** PASSAGE GIVEN **
□ □ □ □ □ □ □

Japannext PTS SOR routing deep dive
On this page
Wiki route
This page sits inside securities index as the venue-mechanics deepening of Japannext and the routing-mechanics deepening of Japan best execution, SOR, and PTS. Read it with PTS liquidity data guide for the data layer, Japan market infrastructure map for where Japannext fits between TSE / OSE and JSCC / JASDEC, and FIEA operator registry for the license boundary that allows a PTS operator to exist. JapanFG operator anchors include SBI HD (Japannext’s anchor shareholder via SBI group lineage), Nomura HD (Instinet legacy / SOR-heavy participant), SBI Securities and JSDA (PTS statistics publisher).
TL;DR
Japannext is the oldest and largest cash-equity PTS in Japan, operated by Japannext Co., Ltd. (formerly SBI Japannext) under a FIEA Type I financial instruments business with PTS authorization. It runs lit continuous-auction order books (J-Market for daytime sessions and X-Market for night session) and supports limit / market / iceberg / pegged order types familiar from MTF / ATS designs in EU and US. Its competitive role is to give broker SOR engines a price-improvement and out-of-hours alternative to TSE and the OSE-listed cash adjacency. Routing economics are shaped by JSDA self-regulatory rules, FSA customer-best-interest principles, fragmentation between TSE / Japannext / ODX (cash equity scope is narrow at ODX, primarily security tokens), and broker preferencing where the SOR owner is also a Japannext shareholder or distribution counterparty.

□ □ □ □ □ □ □

** INPUT MATERIAL **
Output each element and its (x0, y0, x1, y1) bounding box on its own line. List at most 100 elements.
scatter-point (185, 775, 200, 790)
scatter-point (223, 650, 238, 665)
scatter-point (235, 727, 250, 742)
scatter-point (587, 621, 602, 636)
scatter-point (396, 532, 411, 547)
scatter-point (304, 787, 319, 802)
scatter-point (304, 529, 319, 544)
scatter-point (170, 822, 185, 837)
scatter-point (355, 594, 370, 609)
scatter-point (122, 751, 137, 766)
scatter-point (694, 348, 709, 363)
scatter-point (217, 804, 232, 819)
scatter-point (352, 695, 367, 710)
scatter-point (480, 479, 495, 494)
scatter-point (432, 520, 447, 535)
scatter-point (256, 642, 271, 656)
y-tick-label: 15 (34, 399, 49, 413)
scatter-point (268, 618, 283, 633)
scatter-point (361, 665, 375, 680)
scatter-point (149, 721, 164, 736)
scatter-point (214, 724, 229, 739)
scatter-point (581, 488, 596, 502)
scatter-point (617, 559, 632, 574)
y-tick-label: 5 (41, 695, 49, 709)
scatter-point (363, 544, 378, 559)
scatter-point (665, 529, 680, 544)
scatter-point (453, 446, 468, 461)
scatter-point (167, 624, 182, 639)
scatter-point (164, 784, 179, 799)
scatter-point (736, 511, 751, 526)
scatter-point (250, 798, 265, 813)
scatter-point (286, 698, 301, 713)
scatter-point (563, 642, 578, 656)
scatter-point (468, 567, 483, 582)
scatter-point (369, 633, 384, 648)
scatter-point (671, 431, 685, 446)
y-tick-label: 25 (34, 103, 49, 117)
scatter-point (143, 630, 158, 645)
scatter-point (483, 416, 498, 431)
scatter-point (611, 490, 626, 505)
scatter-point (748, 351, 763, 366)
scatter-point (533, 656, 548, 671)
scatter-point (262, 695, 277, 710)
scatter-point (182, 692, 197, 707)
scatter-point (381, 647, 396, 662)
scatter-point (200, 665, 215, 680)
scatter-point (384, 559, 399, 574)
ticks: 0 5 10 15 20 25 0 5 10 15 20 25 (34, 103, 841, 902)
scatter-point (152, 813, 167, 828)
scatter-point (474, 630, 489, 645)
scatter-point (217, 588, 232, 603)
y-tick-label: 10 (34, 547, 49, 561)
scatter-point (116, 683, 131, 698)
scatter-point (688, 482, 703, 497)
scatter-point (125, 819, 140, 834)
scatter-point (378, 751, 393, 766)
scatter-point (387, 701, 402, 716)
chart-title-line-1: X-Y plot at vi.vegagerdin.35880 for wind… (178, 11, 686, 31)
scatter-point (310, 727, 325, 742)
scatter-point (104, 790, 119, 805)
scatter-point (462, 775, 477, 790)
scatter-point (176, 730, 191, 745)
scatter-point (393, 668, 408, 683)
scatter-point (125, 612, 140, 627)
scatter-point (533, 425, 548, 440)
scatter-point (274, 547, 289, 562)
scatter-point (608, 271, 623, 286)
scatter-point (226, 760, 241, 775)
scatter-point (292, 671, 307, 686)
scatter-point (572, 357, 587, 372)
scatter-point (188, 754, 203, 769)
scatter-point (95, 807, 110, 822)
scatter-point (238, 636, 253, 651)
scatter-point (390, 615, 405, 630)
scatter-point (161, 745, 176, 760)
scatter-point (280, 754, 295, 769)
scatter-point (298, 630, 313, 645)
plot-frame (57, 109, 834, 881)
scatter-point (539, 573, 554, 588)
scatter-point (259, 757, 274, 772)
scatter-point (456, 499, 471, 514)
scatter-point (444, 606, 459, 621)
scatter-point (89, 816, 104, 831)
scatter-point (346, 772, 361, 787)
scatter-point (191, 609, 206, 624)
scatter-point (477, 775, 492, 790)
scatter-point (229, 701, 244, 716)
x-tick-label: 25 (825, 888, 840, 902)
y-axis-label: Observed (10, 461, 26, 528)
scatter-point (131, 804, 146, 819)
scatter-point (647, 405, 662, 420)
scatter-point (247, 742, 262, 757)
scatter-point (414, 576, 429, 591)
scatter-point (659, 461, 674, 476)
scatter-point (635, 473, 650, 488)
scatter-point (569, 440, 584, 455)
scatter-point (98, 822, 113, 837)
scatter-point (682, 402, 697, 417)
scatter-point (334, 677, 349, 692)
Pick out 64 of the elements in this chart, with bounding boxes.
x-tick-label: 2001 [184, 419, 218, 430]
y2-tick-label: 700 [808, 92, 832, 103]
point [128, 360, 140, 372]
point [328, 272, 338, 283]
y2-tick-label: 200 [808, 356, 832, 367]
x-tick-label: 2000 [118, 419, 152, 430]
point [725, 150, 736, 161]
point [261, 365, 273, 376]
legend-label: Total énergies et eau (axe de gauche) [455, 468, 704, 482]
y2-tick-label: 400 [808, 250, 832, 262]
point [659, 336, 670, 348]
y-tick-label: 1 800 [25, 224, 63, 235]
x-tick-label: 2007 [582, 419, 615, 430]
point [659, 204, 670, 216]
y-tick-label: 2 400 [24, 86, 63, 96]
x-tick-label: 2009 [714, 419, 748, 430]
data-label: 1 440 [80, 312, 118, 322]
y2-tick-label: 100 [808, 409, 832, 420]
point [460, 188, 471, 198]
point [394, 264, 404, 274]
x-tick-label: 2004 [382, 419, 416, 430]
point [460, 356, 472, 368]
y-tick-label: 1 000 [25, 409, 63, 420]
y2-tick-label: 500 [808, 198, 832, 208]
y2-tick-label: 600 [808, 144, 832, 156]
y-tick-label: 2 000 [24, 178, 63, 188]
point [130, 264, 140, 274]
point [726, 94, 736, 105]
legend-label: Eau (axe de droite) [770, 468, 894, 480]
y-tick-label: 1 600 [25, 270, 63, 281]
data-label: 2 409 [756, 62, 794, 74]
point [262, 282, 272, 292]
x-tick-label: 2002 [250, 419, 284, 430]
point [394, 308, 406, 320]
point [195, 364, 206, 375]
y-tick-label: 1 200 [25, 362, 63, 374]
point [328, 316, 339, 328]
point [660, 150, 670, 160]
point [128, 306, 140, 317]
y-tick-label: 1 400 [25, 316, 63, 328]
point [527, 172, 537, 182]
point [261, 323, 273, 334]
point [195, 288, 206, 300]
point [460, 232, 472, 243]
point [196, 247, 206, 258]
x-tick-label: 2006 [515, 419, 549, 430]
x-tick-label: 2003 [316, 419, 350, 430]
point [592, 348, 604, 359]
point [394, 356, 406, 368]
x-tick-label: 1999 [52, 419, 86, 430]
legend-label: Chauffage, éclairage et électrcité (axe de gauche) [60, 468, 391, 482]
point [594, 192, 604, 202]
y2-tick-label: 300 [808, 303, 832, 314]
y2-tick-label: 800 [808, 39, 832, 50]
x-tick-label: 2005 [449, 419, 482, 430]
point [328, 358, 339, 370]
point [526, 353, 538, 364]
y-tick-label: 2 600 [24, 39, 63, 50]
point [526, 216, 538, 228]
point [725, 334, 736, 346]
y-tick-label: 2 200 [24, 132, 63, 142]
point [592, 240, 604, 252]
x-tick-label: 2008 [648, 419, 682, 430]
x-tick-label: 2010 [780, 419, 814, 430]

□ □ □ □ □ □ □

** REQUIREMENTS **
1. List every order type that the Japannext routing page says Japannext supports.
2. In the rows, starting at the first line and ending at the line that contains "scatter-point (480, 479, 495, 494)", rename "scatter-point" to "marker". Write those lines out again with nothing else changed.
The Japannext routing page and the rows have nothing to do with each other.

** PER-TASK OUTPUTS **
1. limit, market, iceberg, pegged

2.
Output each element and its (x0, y0, x1, y1) bounding box on its own line. List at most 100 elements.
marker (185, 775, 200, 790)
marker (223, 650, 238, 665)
marker (235, 727, 250, 742)
marker (587, 621, 602, 636)
marker (396, 532, 411, 547)
marker (304, 787, 319, 802)
marker (304, 529, 319, 544)
marker (170, 822, 185, 837)
marker (355, 594, 370, 609)
marker (122, 751, 137, 766)
marker (694, 348, 709, 363)
marker (217, 804, 232, 819)
marker (352, 695, 367, 710)
marker (480, 479, 495, 494)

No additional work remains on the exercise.